Copy every record below, exactly as written.

==============================

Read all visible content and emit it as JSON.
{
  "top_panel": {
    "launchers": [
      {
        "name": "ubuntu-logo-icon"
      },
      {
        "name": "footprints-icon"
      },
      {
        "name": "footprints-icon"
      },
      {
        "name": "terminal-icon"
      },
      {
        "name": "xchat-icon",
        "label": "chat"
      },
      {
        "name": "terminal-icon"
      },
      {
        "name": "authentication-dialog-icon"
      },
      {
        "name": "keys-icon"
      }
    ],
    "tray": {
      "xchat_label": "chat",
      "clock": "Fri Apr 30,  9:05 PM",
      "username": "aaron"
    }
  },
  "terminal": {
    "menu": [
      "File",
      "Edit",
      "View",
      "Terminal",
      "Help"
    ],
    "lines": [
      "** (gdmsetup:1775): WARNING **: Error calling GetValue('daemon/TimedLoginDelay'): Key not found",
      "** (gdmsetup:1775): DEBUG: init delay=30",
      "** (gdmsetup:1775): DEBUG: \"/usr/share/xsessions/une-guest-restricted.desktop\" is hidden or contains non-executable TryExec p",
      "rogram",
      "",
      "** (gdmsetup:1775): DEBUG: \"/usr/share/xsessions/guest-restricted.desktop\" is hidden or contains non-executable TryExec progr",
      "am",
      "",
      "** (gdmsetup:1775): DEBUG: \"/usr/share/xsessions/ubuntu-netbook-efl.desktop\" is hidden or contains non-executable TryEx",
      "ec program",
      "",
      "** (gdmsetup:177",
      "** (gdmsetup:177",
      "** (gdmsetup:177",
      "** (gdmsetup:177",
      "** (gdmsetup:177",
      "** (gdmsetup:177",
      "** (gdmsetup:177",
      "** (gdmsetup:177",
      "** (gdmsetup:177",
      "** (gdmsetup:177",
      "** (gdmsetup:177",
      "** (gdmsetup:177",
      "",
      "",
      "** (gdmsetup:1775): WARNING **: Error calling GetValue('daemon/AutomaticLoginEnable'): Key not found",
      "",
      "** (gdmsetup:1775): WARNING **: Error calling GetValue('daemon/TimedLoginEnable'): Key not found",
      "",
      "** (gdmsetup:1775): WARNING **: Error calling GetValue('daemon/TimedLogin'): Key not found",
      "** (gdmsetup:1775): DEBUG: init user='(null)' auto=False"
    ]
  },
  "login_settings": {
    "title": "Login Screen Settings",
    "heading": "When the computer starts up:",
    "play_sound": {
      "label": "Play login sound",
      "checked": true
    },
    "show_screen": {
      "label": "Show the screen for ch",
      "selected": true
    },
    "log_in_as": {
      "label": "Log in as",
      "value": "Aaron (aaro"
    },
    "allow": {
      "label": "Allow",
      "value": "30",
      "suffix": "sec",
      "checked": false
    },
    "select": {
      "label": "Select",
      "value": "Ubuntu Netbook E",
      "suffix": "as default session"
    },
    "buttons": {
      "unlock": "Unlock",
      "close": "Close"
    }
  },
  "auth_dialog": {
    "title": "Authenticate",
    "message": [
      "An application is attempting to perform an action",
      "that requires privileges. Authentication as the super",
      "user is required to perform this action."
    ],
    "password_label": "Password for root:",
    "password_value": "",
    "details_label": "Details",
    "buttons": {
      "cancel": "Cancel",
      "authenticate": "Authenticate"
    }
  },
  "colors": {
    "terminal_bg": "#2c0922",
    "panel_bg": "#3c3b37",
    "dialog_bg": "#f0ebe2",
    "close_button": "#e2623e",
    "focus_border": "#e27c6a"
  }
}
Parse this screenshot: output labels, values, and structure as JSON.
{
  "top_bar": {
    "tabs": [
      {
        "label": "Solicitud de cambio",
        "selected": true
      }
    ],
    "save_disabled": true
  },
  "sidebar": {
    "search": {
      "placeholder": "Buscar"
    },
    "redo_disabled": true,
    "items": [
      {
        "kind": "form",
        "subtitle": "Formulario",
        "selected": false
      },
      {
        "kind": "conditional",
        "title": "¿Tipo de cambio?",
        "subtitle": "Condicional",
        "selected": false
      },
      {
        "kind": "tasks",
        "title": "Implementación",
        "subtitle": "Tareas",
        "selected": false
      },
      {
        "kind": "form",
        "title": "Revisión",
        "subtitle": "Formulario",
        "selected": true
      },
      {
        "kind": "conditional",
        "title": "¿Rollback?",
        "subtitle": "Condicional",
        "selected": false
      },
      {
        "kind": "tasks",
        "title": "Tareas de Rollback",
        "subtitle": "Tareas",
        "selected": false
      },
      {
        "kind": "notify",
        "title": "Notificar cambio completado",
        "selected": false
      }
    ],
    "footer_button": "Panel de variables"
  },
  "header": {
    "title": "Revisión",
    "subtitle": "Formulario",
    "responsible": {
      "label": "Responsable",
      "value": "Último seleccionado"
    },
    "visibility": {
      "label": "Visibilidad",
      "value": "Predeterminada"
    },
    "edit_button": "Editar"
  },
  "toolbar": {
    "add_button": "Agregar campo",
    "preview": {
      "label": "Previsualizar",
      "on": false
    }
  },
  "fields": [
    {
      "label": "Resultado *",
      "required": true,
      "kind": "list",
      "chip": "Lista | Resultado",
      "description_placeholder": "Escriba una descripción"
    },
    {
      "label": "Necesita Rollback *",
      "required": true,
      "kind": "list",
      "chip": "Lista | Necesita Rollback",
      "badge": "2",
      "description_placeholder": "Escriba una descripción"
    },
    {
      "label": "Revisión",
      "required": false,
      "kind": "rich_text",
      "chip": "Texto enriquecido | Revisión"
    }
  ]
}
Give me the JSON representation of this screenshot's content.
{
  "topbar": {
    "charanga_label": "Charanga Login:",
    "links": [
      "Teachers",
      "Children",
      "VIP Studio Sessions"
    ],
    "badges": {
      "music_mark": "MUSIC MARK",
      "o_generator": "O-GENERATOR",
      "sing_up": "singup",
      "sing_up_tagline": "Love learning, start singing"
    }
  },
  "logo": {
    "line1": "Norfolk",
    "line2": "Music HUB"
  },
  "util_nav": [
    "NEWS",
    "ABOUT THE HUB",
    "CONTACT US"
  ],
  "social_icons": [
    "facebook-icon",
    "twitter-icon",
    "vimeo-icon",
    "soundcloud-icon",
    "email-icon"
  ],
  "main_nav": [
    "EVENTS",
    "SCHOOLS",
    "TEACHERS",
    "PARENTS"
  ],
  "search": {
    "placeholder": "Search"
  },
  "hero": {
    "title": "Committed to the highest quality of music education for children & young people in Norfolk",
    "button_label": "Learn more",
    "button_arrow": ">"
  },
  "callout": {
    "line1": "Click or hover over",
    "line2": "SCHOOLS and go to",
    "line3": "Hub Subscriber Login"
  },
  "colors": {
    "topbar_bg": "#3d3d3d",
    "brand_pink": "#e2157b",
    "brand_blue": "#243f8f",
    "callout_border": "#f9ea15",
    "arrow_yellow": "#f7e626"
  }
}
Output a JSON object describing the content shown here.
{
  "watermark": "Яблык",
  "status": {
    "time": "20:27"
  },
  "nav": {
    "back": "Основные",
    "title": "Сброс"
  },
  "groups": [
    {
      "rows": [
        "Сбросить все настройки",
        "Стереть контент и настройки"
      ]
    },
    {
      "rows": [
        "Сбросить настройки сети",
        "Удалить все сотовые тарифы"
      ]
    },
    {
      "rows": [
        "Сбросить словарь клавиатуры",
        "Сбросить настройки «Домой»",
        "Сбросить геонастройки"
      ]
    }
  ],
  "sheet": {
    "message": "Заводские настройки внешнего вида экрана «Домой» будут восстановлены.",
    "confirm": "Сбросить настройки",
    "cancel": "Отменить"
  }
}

==============================

_WRITTEN SOLUTION_
Read all visible content and emit it as JSON.
{
  "top_panel": {
    "launchers": [
      {
        "name": "ubuntu-logo-icon"
      },
      {
        "name": "footprints-icon"
      },
      {
        "name": "footprints-icon"
      },
      {
        "name": "terminal-icon"
      },
      {
        "name": "xchat-icon",
        "label": "chat"
      },
      {
        "name": "terminal-icon"
      },
      {
        "name": "authentication-dialog-icon"
      },
      {
        "name": "keys-icon"
      }
    ],
    "tray": {
      "xchat_label": "chat",
      "clock": "Fri Apr 30,  9:05 PM",
      "username": "aaron"
    }
  },
  "terminal": {
    "menu": [
      "File",
      "Edit",
      "View",
      "Terminal",
      "Help"
    ],
    "lines": [
      "** (gdmsetup:1775): WARNING **: Error calling GetValue('daemon/TimedLoginDelay'): Key not found",
      "** (gdmsetup:1775): DEBUG: init delay=30",
      "** (gdmsetup:1775): DEBUG: \"/usr/share/xsessions/une-guest-restricted.desktop\" is hidden or contains non-executable TryExec p",
      "rogram",
      "",
      "** (gdmsetup:1775): DEBUG: \"/usr/share/xsessions/guest-restricted.desktop\" is hidden or contains non-executable TryExec progr",
      "am",
      "",
      "** (gdmsetup:1775): DEBUG: \"/usr/share/xsessions/ubuntu-netbook-efl.desktop\" is hidden or contains non-executable TryEx",
      "ec program",
      "",
      "** (gdmsetup:177",
      "** (gdmsetup:177",
      "** (gdmsetup:177",
      "** (gdmsetup:177",
      "** (gdmsetup:177",
      "** (gdmsetup:177",
      "** (gdmsetup:177",
      "** (gdmsetup:177",
      "** (gdmsetup:177",
      "** (gdmsetup:177",
      "** (gdmsetup:177",
      "** (gdmsetup:177",
      "",
      "",
      "** (gdmsetup:1775): WARNING **: Error calling GetValue('daemon/AutomaticLoginEnable'): Key not found",
      "",
      "** (gdmsetup:1775): WARNING **: Error calling GetValue('daemon/TimedLoginEnable'): Key not found",
      "",
      "** (gdmsetup:1775): WARNING **: Error calling GetValue('daemon/TimedLogin'): Key not found",
      "** (gdmsetup:1775): DEBUG: init user='(null)' auto=False"
    ]
  },
  "login_settings": {
    "title": "Login Screen Settings",
    "heading": "When the computer starts up:",
    "play_sound": {
      "label": "Play login sound",
      "checked": true
    },
    "show_screen": {
      "label": "Show the screen for ch",
      "selected": true
    },
    "log_in_as": {
      "label": "Log in as",
      "value": "Aaron (aaro"
    },
    "allow": {
      "label": "Allow",
      "value": "30",
      "suffix": "sec",
      "checked": false
    },
    "select": {
      "label": "Select",
      "value": "Ubuntu Netbook E",
      "suffix": "as default session"
    },
    "buttons": {
      "unlock": "Unlock",
      "close": "Close"
    }
  },
  "auth_dialog": {
    "title": "Authenticate",
    "message": [
      "An application is attempting to perform an action",
      "that requires privileges. Authentication as the super",
      "user is required to perform this action."
    ],
    "password_label": "Password for root:",
    "password_value": "",
    "details_label": "Details",
    "buttons": {
      "cancel": "Cancel",
      "authenticate": "Authenticate"
    }
  },
  "colors": {
    "terminal_bg": "#2c0922",
    "panel_bg": "#3c3b37",
    "dialog_bg": "#f0ebe2",
    "close_button": "#e2623e",
    "focus_border": "#e27c6a"
  }
}
Parse this screenshot: output labels, values, and structure as JSON.
{
  "top_bar": {
    "tabs": [
      {
        "label": "Solicitud de cambio",
        "selected": true
      }
    ],
    "save_disabled": true
  },
  "sidebar": {
    "search": {
      "placeholder": "Buscar"
    },
    "redo_disabled": true,
    "items": [
      {
        "kind": "form",
        "subtitle": "Formulario",
        "selected": false
      },
      {
        "kind": "conditional",
        "title": "¿Tipo de cambio?",
        "subtitle": "Condicional",
        "selected": false
      },
      {
        "kind": "tasks",
        "title": "Implementación",
        "subtitle": "Tareas",
        "selected": false
      },
      {
        "kind": "form",
        "title": "Revisión",
        "subtitle": "Formulario",
        "selected": true
      },
      {
        "kind": "conditional",
        "title": "¿Rollback?",
        "subtitle": "Condicional",
        "selected": false
      },
      {
        "kind": "tasks",
        "title": "Tareas de Rollback",
        "subtitle": "Tareas",
        "selected": false
      },
      {
        "kind": "notify",
        "title": "Notificar cambio completado",
        "selected": false
      }
    ],
    "footer_button": "Panel de variables"
  },
  "header": {
    "title": "Revisión",
    "subtitle": "Formulario",
    "responsible": {
      "label": "Responsable",
      "value": "Último seleccionado"
    },
    "visibility": {
      "label": "Visibilidad",
      "value": "Predeterminada"
    },
    "edit_button": "Editar"
  },
  "toolbar": {
    "add_button": "Agregar campo",
    "preview": {
      "label": "Previsualizar",
      "on": false
    }
  },
  "fields": [
    {
      "label": "Resultado *",
      "required": true,
      "kind": "list",
      "chip": "Lista | Resultado",
      "description_placeholder": "Escriba una descripción"
    },
    {
      "label": "Necesita Rollback *",
      "required": true,
      "kind": "list",
      "chip": "Lista | Necesita Rollback",
      "badge": "2",
      "description_placeholder": "Escriba una descripción"
    },
    {
      "label": "Revisión",
      "required": false,
      "kind": "rich_text",
      "chip": "Texto enriquecido | Revisión"
    }
  ]
}
Give me the JSON representation of this screenshot's content.
{
  "topbar": {
    "charanga_label": "Charanga Login:",
    "links": [
      "Teachers",
      "Children",
      "VIP Studio Sessions"
    ],
    "badges": {
      "music_mark": "MUSIC MARK",
      "o_generator": "O-GENERATOR",
      "sing_up": "singup",
      "sing_up_tagline": "Love learning, start singing"
    }
  },
  "logo": {
    "line1": "Norfolk",
    "line2": "Music HUB"
  },
  "util_nav": [
    "NEWS",
    "ABOUT THE HUB",
    "CONTACT US"
  ],
  "social_icons": [
    "facebook-icon",
    "twitter-icon",
    "vimeo-icon",
    "soundcloud-icon",
    "email-icon"
  ],
  "main_nav": [
    "EVENTS",
    "SCHOOLS",
    "TEACHERS",
    "PARENTS"
  ],
  "search": {
    "placeholder": "Search"
  },
  "hero": {
    "title": "Committed to the highest quality of music education for children & young people in Norfolk",
    "button_label": "Learn more",
    "button_arrow": ">"
  },
  "callout": {
    "line1": "Click or hover over",
    "line2": "SCHOOLS and go to",
    "line3": "Hub Subscriber Login"
  },
  "colors": {
    "topbar_bg": "#3d3d3d",
    "brand_pink": "#e2157b",
    "brand_blue": "#243f8f",
    "callout_border": "#f9ea15",
    "arrow_yellow": "#f7e626"
  }
}
Output a JSON object describing the content shown here.
{
  "watermark": "Яблык",
  "status": {
    "time": "20:27"
  },
  "nav": {
    "back": "Основные",
    "title": "Сброс"
  },
  "groups": [
    {
      "rows": [
        "Сбросить все настройки",
        "Стереть контент и настройки"
      ]
    },
    {
      "rows": [
        "Сбросить настройки сети",
        "Удалить все сотовые тарифы"
      ]
    },
    {
      "rows": [
        "Сбросить словарь клавиатуры",
        "Сбросить настройки «Домой»",
        "Сбросить геонастройки"
      ]
    }
  ],
  "sheet": {
    "message": "Заводские настройки внешнего вида экрана «Домой» будут восстановлены.",
    "confirm": "Сбросить настройки",
    "cancel": "Отменить"
  }
}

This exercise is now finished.